▸ To be done
Gather the lines below that include the string "circle", copying each in full.

Stored data
⟨
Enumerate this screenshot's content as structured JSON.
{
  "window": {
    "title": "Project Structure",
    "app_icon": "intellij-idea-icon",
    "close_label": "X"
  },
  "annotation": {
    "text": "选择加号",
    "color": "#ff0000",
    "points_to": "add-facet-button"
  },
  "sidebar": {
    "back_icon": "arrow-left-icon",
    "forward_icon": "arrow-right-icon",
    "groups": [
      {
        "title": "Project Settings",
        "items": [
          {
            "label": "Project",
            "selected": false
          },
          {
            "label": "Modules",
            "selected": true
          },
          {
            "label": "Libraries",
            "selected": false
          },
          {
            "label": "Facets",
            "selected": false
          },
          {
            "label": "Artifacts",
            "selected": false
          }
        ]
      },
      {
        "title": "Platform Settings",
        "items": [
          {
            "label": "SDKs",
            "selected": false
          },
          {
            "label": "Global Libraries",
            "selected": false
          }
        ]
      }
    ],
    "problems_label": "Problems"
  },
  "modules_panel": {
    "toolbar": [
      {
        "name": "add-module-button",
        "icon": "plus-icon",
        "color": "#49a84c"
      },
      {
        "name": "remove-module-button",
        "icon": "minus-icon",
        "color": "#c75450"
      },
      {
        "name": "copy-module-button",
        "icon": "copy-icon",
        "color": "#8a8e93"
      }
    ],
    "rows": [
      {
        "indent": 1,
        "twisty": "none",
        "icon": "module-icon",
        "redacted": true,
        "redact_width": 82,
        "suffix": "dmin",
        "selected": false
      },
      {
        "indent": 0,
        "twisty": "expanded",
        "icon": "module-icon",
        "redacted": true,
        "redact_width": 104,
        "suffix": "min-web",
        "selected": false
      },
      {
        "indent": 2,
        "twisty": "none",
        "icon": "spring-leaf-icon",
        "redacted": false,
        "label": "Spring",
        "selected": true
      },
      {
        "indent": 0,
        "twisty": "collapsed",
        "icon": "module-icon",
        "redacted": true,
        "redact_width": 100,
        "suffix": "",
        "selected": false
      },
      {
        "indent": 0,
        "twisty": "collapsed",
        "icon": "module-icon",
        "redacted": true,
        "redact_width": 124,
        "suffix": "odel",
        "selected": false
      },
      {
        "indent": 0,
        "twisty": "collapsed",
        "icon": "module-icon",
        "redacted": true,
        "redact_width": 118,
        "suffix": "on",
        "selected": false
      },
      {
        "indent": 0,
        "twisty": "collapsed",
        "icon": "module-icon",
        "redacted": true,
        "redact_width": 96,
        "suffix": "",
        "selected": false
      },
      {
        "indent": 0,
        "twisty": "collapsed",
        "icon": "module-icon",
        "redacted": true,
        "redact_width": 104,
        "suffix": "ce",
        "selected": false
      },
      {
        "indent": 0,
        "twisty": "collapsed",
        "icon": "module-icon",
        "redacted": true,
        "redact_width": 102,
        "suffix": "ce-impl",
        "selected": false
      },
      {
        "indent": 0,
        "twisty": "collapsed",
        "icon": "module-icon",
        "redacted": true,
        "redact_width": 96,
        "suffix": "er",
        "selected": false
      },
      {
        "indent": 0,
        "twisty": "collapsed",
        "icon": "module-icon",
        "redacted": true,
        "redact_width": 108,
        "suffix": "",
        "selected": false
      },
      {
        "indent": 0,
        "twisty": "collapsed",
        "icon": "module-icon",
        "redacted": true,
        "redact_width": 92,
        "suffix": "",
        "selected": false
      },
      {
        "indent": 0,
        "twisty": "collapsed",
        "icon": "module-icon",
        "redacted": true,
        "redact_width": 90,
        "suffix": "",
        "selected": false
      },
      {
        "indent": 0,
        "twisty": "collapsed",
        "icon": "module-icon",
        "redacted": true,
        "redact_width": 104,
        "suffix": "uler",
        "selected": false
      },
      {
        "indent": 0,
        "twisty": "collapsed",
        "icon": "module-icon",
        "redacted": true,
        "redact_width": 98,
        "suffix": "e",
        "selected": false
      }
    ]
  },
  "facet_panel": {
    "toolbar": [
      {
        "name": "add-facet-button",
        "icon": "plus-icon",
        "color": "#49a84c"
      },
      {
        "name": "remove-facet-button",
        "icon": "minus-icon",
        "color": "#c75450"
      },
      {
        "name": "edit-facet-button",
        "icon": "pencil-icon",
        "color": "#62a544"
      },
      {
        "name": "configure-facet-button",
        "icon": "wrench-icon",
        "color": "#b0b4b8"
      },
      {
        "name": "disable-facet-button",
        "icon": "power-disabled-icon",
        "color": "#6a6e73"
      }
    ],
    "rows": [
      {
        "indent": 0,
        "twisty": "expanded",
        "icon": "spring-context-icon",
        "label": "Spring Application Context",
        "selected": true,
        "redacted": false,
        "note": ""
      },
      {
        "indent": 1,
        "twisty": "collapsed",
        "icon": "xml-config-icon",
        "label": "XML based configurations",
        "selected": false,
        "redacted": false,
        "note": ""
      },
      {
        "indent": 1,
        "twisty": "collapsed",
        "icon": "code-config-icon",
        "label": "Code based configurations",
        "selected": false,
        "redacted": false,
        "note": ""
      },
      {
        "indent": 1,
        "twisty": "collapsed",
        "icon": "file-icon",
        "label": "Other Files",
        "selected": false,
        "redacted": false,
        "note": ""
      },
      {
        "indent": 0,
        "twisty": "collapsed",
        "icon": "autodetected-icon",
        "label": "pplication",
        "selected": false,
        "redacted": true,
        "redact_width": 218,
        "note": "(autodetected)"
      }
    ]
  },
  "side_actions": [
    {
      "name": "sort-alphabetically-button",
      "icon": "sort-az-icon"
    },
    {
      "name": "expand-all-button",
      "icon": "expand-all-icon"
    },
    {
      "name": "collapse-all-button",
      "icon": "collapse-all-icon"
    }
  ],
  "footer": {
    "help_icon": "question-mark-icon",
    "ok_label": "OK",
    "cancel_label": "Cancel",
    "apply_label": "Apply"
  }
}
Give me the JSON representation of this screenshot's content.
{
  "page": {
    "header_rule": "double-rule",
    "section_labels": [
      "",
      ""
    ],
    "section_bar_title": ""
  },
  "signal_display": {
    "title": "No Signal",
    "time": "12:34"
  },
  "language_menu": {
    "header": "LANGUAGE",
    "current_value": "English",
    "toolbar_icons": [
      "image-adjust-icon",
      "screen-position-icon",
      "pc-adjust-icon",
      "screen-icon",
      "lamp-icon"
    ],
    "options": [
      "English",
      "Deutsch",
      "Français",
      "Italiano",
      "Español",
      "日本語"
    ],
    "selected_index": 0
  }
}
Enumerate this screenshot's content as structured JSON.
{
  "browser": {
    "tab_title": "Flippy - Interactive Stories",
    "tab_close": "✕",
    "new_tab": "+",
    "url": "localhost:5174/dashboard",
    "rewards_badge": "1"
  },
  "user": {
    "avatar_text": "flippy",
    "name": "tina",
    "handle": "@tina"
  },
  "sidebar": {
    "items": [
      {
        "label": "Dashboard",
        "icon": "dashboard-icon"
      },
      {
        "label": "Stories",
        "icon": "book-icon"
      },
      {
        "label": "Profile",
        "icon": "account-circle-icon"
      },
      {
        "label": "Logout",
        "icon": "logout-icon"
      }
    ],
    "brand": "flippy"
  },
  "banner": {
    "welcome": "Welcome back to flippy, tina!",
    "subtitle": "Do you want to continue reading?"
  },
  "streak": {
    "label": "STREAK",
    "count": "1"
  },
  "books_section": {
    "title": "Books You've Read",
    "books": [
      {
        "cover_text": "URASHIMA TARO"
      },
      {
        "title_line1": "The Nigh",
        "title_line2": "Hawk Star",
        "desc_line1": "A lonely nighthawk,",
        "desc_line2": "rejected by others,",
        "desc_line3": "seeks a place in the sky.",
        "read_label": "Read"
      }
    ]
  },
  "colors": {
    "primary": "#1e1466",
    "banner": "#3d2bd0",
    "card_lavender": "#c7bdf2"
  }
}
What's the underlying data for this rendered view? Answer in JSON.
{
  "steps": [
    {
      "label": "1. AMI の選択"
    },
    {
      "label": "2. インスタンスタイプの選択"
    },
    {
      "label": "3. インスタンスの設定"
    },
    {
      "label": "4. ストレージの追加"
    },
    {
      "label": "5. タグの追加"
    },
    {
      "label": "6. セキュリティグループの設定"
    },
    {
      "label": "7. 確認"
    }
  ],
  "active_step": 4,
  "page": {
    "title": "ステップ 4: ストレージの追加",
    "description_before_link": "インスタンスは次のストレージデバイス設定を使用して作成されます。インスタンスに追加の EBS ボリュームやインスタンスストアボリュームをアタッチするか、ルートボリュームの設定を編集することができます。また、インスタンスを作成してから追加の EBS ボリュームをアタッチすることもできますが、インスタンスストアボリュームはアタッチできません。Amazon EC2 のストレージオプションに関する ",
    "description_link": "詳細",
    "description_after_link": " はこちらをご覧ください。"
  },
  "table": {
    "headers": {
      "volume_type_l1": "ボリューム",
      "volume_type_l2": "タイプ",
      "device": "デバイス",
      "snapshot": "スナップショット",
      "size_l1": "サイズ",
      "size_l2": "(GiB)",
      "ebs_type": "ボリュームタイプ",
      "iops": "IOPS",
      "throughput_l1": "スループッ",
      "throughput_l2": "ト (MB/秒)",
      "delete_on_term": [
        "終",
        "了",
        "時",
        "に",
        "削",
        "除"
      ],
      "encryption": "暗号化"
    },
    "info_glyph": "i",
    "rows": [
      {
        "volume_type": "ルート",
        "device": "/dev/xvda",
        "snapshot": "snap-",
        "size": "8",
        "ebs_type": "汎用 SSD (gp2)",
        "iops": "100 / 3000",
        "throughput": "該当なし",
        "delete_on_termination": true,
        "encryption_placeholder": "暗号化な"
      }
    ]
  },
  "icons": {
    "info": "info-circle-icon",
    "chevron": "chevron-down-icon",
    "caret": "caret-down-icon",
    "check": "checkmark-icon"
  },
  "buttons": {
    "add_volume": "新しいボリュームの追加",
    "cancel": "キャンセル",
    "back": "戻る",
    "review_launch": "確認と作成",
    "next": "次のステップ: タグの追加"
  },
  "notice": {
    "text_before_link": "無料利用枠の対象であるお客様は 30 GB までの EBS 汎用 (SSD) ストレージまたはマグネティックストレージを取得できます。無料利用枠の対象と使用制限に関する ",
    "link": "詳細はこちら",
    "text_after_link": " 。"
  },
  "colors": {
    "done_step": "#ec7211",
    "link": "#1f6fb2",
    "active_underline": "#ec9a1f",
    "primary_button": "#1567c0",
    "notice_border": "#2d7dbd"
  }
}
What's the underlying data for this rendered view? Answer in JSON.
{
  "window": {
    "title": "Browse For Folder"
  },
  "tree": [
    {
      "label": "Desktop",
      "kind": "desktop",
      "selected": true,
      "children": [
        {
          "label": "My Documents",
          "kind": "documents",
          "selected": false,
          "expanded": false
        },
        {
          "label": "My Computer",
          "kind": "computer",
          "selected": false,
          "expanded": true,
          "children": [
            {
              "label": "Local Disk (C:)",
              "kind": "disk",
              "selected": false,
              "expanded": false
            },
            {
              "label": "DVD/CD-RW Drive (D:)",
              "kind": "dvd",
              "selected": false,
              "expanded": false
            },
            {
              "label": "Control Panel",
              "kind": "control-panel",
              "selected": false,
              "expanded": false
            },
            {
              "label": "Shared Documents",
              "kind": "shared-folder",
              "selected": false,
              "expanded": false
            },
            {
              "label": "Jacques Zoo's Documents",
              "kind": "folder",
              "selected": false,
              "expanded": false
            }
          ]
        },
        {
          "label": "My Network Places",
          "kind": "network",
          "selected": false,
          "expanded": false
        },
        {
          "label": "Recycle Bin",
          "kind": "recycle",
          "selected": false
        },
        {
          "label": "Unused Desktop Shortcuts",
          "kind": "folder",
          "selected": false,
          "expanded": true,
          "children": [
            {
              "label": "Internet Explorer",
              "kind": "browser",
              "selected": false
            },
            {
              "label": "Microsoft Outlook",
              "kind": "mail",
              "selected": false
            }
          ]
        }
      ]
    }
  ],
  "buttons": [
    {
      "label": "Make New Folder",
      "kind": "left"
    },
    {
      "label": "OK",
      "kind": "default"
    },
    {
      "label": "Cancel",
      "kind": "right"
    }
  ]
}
⟩
▸ The completed task
        "icon": "account-circle-icon"
    "info": "info-circle-icon",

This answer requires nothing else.